╭──
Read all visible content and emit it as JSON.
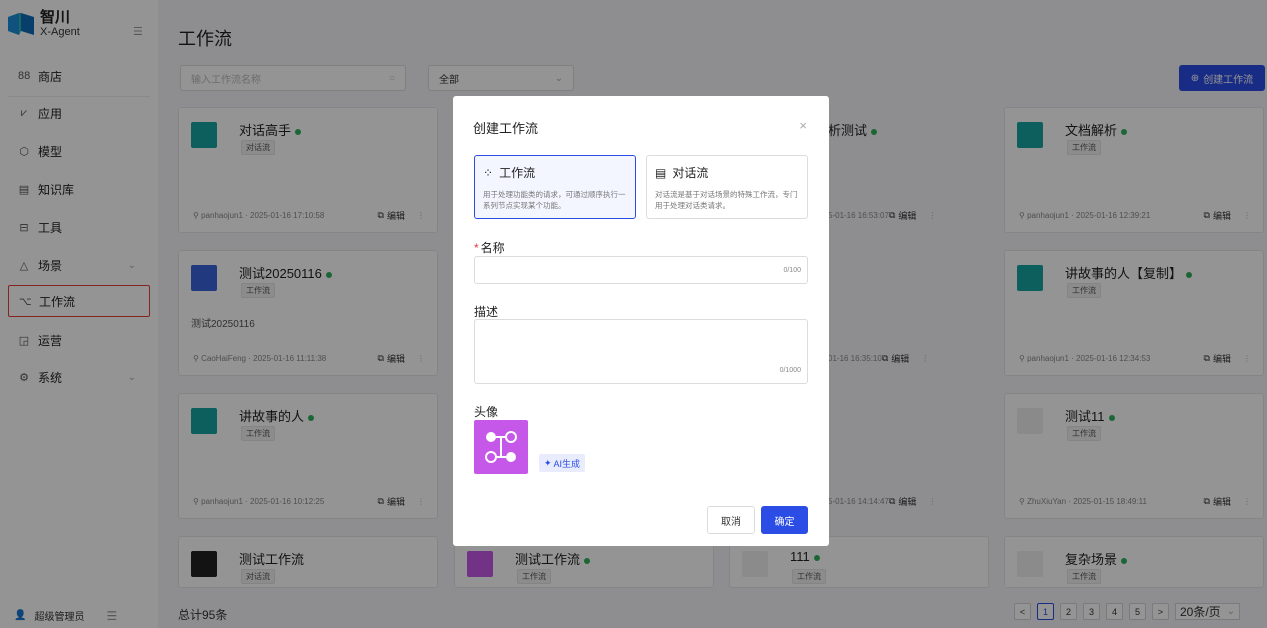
{
  "app": {
    "name": "智川",
    "sub": "X-Agent"
  },
  "sidebar": {
    "items": [
      {
        "label": "商店",
        "icon": "store-icon"
      },
      {
        "label": "应用",
        "icon": "app-icon"
      },
      {
        "label": "模型",
        "icon": "model-icon"
      },
      {
        "label": "知识库",
        "icon": "knowledge-icon"
      },
      {
        "label": "工具",
        "icon": "tool-icon"
      },
      {
        "label": "场景",
        "icon": "scene-icon"
      },
      {
        "label": "工作流",
        "icon": "workflow-icon",
        "active": true
      },
      {
        "label": "运营",
        "icon": "operations-icon"
      },
      {
        "label": "系统",
        "icon": "system-icon"
      }
    ],
    "user": "超级管理员"
  },
  "header": {
    "title": "工作流"
  },
  "toolbar": {
    "search_placeholder": "输入工作流名称",
    "filter_value": "全部",
    "create_label": "创建工作流"
  },
  "cards": [
    {
      "title": "对话高手",
      "tag": "对话流",
      "desc": "",
      "user": "panhaojun1",
      "time": "2025-01-16 17:10:58",
      "edit": "编辑",
      "status": true
    },
    {
      "title": "析测试",
      "tag": "",
      "desc": "",
      "user": "",
      "time": "5-01-16 16:53:07",
      "edit": "编辑",
      "status": true
    },
    {
      "title": "文档解析",
      "tag": "工作流",
      "desc": "",
      "user": "panhaojun1",
      "time": "2025-01-16 12:39:21",
      "edit": "编辑",
      "status": true
    },
    {
      "title": "测试20250116",
      "tag": "工作流",
      "desc": "测试20250116",
      "user": "CaoHaiFeng",
      "time": "2025-01-16 11:11:38",
      "edit": "编辑",
      "status": true
    },
    {
      "title": "",
      "tag": "",
      "desc": "",
      "user": "",
      "time": "01-16 16:35:10",
      "edit": "编辑",
      "status": false
    },
    {
      "title": "讲故事的人【复制】",
      "tag": "工作流",
      "desc": "",
      "user": "panhaojun1",
      "time": "2025-01-16 12:34:53",
      "edit": "编辑",
      "status": true
    },
    {
      "title": "讲故事的人",
      "tag": "工作流",
      "desc": "",
      "user": "panhaojun1",
      "time": "2025-01-16 10:12:25",
      "edit": "编辑",
      "status": true
    },
    {
      "title": "",
      "tag": "",
      "desc": "",
      "user": "",
      "time": "5-01-16 14:14:47",
      "edit": "编辑",
      "status": false
    },
    {
      "title": "测试11",
      "tag": "工作流",
      "desc": "",
      "user": "ZhuXiuYan",
      "time": "2025-01-15 18:49:11",
      "edit": "编辑",
      "status": true
    },
    {
      "title": "测试工作流",
      "tag": "对话流",
      "status": false
    },
    {
      "title": "测试工作流",
      "tag": "工作流",
      "status": true
    },
    {
      "title": "111",
      "tag": "工作流",
      "status": true
    },
    {
      "title": "复杂场景",
      "tag": "工作流",
      "status": true
    }
  ],
  "footer": {
    "total": "总计95条",
    "pages": [
      "1",
      "2",
      "3",
      "4",
      "5"
    ],
    "prev": "<",
    "next": ">",
    "page_size": "20条/页"
  },
  "modal": {
    "title": "创建工作流",
    "close": "×",
    "types": [
      {
        "label": "工作流",
        "desc": "用于处理功能类的请求，可通过顺序执行一系列节点实现某个功能。",
        "selected": true
      },
      {
        "label": "对话流",
        "desc": "对话流是基于对话场景的特殊工作流，专门用于处理对话类请求。",
        "selected": false
      }
    ],
    "name_label": "名称",
    "name_required": "*",
    "name_count": "0/100",
    "desc_label": "描述",
    "desc_count": "0/1000",
    "avatar_label": "头像",
    "ai_label": "AI生成",
    "cancel": "取消",
    "confirm": "确定"
  },
  "colors": {
    "primary": "#2b4de6",
    "avatar_teal": "#15a4a0",
    "avatar_blue": "#3a63d9",
    "avatar_purple": "#c558e8",
    "status_green": "#2fb05a"
  }
}
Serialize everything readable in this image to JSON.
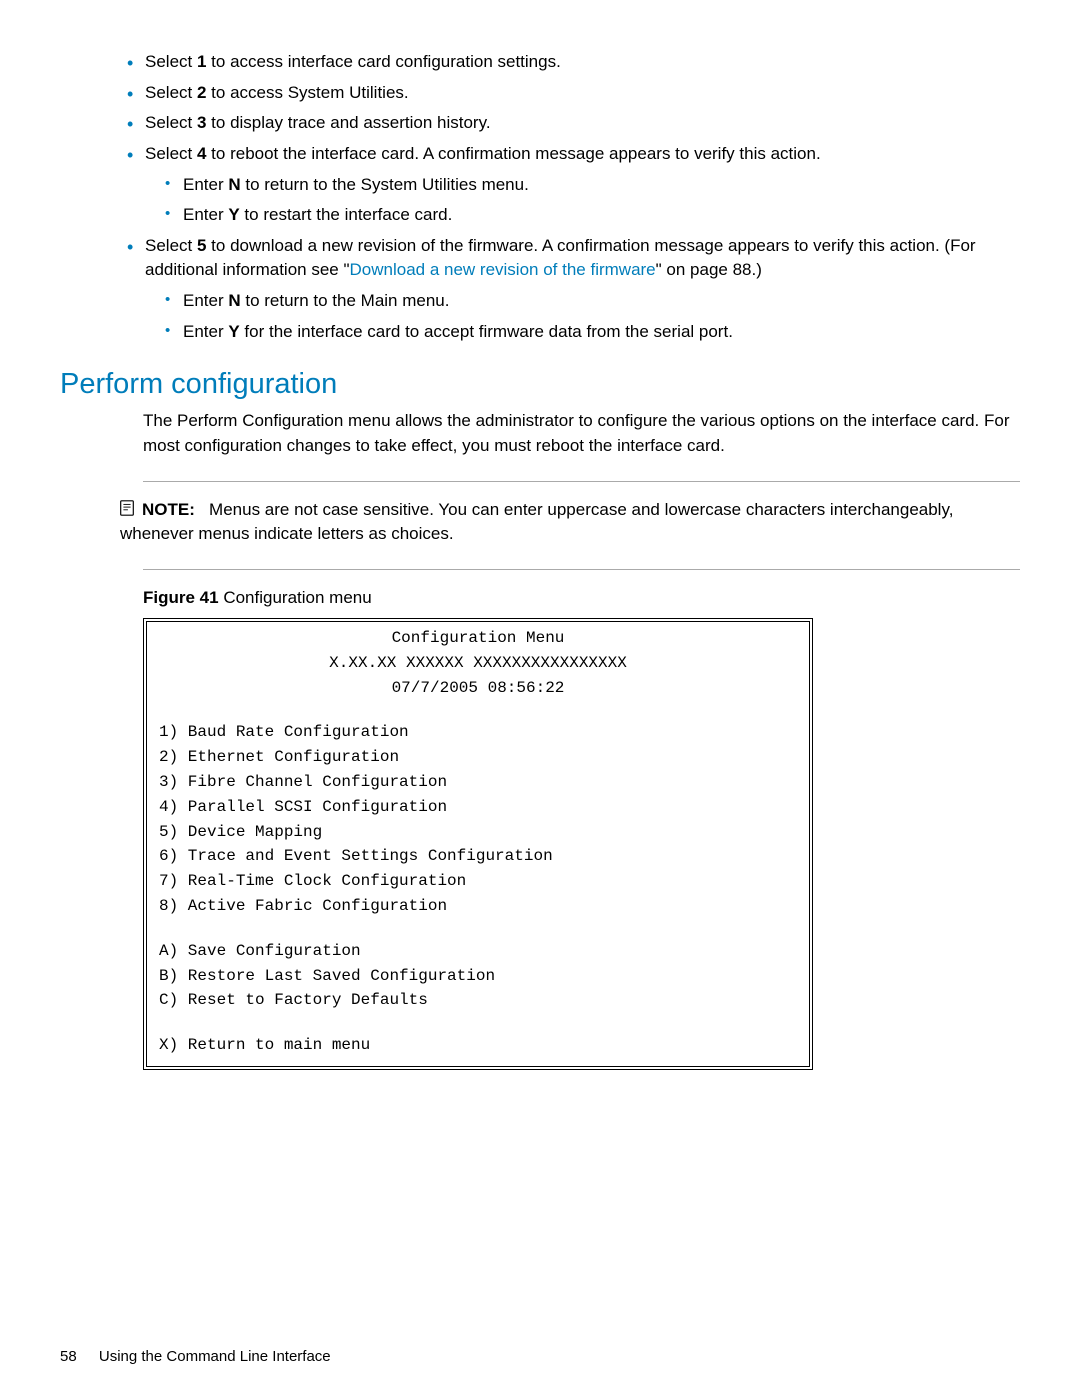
╰──
**Task directions:** Take the listing above and restate it word for word, without its pictures.

**Problem solution:**
Read all visible content and emit it as JSON.
{
  "app": {
    "name": "智川",
    "sub": "X-Agent"
  },
  "sidebar": {
    "items": [
      {
        "label": "商店",
        "icon": "store-icon"
      },
      {
        "label": "应用",
        "icon": "app-icon"
      },
      {
        "label": "模型",
        "icon": "model-icon"
      },
      {
        "label": "知识库",
        "icon": "knowledge-icon"
      },
      {
        "label": "工具",
        "icon": "tool-icon"
      },
      {
        "label": "场景",
        "icon": "scene-icon"
      },
      {
        "label": "工作流",
        "icon": "workflow-icon",
        "active": true
      },
      {
        "label": "运营",
        "icon": "operations-icon"
      },
      {
        "label": "系统",
        "icon": "system-icon"
      }
    ],
    "user": "超级管理员"
  },
  "header": {
    "title": "工作流"
  },
  "toolbar": {
    "search_placeholder": "输入工作流名称",
    "filter_value": "全部",
    "create_label": "创建工作流"
  },
  "cards": [
    {
      "title": "对话高手",
      "tag": "对话流",
      "desc": "",
      "user": "panhaojun1",
      "time": "2025-01-16 17:10:58",
      "edit": "编辑",
      "status": true
    },
    {
      "title": "析测试",
      "tag": "",
      "desc": "",
      "user": "",
      "time": "5-01-16 16:53:07",
      "edit": "编辑",
      "status": true
    },
    {
      "title": "文档解析",
      "tag": "工作流",
      "desc": "",
      "user": "panhaojun1",
      "time": "2025-01-16 12:39:21",
      "edit": "编辑",
      "status": true
    },
    {
      "title": "测试20250116",
      "tag": "工作流",
      "desc": "测试20250116",
      "user": "CaoHaiFeng",
      "time": "2025-01-16 11:11:38",
      "edit": "编辑",
      "status": true
    },
    {
      "title": "",
      "tag": "",
      "desc": "",
      "user": "",
      "time": "01-16 16:35:10",
      "edit": "编辑",
      "status": false
    },
    {
      "title": "讲故事的人【复制】",
      "tag": "工作流",
      "desc": "",
      "user": "panhaojun1",
      "time": "2025-01-16 12:34:53",
      "edit": "编辑",
      "status": true
    },
    {
      "title": "讲故事的人",
      "tag": "工作流",
      "desc": "",
      "user": "panhaojun1",
      "time": "2025-01-16 10:12:25",
      "edit": "编辑",
      "status": true
    },
    {
      "title": "",
      "tag": "",
      "desc": "",
      "user": "",
      "time": "5-01-16 14:14:47",
      "edit": "编辑",
      "status": false
    },
    {
      "title": "测试11",
      "tag": "工作流",
      "desc": "",
      "user": "ZhuXiuYan",
      "time": "2025-01-15 18:49:11",
      "edit": "编辑",
      "status": true
    },
    {
      "title": "测试工作流",
      "tag": "对话流",
      "status": false
    },
    {
      "title": "测试工作流",
      "tag": "工作流",
      "status": true
    },
    {
      "title": "111",
      "tag": "工作流",
      "status": true
    },
    {
      "title": "复杂场景",
      "tag": "工作流",
      "status": true
    }
  ],
  "footer": {
    "total": "总计95条",
    "pages": [
      "1",
      "2",
      "3",
      "4",
      "5"
    ],
    "prev": "<",
    "next": ">",
    "page_size": "20条/页"
  },
  "modal": {
    "title": "创建工作流",
    "close": "×",
    "types": [
      {
        "label": "工作流",
        "desc": "用于处理功能类的请求，可通过顺序执行一系列节点实现某个功能。",
        "selected": true
      },
      {
        "label": "对话流",
        "desc": "对话流是基于对话场景的特殊工作流，专门用于处理对话类请求。",
        "selected": false
      }
    ],
    "name_label": "名称",
    "name_required": "*",
    "name_count": "0/100",
    "desc_label": "描述",
    "desc_count": "0/1000",
    "avatar_label": "头像",
    "ai_label": "AI生成",
    "cancel": "取消",
    "confirm": "确定"
  },
  "colors": {
    "primary": "#2b4de6",
    "avatar_teal": "#15a4a0",
    "avatar_blue": "#3a63d9",
    "avatar_purple": "#c558e8",
    "status_green": "#2fb05a"
  }
}
Serialize everything readable in this image to JSON.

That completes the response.